AIM OF THE EXERCISE:
Find the string "install" in the records. Copy every line it appears in.
## Start RECORDS
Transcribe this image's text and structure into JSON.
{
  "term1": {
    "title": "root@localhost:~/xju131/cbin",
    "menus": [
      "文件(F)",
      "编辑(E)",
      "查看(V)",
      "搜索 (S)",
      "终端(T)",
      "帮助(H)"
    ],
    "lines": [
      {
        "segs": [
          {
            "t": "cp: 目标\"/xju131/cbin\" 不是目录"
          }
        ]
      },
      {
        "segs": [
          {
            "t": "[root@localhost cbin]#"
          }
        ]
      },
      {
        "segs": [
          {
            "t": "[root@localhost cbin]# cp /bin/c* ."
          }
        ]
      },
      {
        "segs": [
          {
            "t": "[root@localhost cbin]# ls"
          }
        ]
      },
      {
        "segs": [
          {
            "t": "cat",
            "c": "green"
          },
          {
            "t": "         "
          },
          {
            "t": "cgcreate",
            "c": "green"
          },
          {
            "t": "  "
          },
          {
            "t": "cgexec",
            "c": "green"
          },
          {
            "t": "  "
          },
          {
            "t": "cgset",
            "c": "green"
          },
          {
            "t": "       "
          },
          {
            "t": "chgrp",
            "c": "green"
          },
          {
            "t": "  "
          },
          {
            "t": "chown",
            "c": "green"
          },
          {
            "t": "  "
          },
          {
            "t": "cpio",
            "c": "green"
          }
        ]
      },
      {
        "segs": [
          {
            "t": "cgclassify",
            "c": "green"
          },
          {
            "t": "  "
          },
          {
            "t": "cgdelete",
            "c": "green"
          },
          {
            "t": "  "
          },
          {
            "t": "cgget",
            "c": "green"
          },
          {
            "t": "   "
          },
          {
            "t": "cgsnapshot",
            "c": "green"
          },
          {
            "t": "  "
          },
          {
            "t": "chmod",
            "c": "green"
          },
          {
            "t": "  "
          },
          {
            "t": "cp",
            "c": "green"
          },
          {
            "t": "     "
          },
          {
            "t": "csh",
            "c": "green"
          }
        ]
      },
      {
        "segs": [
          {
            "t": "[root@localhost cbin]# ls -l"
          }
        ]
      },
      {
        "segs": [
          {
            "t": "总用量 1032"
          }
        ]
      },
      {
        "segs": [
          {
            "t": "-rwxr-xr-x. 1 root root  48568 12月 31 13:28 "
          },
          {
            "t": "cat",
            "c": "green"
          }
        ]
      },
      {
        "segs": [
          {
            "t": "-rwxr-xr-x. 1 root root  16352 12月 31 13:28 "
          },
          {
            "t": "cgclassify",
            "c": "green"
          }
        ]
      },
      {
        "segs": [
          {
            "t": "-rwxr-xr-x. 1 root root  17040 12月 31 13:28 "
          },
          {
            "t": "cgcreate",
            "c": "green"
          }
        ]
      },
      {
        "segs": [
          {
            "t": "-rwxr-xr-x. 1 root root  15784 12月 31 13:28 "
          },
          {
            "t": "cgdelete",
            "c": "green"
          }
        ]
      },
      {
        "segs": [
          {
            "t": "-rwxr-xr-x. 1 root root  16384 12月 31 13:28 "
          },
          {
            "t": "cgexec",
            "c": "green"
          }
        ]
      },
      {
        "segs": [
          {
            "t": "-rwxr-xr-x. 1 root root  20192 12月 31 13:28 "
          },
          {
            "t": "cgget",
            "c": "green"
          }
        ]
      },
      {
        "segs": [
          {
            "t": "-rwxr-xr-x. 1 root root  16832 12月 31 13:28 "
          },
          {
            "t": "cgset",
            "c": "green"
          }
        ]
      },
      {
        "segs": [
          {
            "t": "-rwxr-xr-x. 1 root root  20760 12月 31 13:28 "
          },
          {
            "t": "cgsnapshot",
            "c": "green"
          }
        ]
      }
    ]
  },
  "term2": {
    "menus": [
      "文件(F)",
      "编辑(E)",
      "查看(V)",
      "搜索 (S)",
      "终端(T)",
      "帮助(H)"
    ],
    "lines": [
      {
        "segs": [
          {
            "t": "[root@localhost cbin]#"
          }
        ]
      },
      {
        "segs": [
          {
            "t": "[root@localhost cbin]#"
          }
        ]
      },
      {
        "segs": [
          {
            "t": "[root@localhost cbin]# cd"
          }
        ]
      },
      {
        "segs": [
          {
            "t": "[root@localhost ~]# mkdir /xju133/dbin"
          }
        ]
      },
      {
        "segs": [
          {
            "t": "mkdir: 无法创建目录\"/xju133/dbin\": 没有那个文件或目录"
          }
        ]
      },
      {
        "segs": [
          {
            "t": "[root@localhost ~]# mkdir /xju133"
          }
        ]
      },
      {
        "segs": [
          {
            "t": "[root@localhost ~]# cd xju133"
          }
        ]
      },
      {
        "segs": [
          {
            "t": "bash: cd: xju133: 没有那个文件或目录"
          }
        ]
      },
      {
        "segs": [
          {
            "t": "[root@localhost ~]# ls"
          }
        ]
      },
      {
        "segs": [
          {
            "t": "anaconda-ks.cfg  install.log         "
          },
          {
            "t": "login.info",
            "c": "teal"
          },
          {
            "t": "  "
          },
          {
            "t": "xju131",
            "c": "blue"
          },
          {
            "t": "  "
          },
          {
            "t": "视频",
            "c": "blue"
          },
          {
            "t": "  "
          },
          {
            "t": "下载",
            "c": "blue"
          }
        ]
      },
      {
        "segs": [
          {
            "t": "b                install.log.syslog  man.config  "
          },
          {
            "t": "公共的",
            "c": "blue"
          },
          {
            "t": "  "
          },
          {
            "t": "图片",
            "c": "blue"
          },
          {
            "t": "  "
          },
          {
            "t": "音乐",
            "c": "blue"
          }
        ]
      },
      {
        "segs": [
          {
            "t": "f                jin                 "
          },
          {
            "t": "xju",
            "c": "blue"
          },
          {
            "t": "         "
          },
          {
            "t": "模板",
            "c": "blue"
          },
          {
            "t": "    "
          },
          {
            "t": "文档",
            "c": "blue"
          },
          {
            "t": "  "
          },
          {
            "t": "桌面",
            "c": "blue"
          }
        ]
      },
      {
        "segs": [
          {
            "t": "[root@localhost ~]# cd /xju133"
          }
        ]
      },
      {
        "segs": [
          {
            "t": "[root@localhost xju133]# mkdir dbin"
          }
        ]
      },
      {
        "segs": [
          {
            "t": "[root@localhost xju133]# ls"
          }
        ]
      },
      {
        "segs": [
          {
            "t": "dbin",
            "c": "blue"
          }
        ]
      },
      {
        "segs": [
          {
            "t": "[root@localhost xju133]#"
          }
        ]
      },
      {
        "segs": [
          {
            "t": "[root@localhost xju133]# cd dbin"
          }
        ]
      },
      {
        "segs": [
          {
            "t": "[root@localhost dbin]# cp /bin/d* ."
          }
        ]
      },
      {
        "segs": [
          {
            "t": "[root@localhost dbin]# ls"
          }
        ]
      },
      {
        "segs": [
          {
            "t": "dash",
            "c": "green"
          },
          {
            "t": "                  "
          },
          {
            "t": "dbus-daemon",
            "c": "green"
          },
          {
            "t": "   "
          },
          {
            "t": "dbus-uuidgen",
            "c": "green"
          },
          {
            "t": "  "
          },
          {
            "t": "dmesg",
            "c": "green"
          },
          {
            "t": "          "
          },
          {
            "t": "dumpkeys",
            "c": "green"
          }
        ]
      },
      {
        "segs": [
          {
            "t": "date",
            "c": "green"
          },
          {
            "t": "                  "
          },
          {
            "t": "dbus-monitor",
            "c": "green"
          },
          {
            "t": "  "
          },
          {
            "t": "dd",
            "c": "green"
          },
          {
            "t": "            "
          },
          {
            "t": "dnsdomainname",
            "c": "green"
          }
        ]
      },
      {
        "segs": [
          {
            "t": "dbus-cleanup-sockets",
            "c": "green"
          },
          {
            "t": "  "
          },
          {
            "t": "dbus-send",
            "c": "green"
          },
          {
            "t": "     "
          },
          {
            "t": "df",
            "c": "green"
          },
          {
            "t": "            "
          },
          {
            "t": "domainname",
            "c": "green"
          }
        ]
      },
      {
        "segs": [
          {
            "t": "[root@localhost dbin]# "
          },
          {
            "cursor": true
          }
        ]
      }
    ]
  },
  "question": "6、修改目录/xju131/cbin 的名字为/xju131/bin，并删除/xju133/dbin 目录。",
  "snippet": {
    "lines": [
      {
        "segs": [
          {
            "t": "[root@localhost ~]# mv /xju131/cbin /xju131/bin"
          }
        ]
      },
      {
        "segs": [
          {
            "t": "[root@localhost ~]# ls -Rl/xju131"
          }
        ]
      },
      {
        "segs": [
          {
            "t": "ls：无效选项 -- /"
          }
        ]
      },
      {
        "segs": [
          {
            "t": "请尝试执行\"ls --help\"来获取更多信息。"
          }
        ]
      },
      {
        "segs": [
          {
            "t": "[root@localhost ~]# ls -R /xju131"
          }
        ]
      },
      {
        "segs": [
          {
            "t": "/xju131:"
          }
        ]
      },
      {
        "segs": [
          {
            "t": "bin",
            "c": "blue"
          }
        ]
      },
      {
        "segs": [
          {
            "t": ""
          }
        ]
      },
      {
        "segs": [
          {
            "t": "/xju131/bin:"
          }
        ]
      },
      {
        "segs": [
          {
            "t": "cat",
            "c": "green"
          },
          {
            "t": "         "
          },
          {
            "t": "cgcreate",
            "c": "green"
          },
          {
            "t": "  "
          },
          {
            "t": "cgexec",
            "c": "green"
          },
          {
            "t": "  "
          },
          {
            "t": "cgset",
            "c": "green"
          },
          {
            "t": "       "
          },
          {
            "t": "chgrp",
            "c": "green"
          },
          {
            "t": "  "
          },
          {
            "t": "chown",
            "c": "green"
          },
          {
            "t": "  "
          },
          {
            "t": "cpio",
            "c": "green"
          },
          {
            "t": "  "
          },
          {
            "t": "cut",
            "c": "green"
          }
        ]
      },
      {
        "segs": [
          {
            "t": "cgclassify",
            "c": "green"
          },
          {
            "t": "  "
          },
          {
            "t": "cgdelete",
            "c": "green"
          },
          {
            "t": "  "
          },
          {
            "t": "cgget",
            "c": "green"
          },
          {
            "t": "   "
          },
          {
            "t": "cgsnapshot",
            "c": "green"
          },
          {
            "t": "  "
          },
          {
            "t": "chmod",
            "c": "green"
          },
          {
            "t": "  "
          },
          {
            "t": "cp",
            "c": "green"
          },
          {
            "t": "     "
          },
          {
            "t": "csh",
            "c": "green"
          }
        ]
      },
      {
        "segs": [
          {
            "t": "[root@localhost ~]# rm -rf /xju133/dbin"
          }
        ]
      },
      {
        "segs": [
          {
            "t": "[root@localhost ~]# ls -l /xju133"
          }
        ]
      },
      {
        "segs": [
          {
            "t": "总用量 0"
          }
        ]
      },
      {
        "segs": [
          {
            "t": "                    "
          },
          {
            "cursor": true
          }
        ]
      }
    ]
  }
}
## End RECORDS
ANSWER:
            "t": "anaconda-ks.cfg  install.log         "
            "t": "b                install.log.syslog  man.config  "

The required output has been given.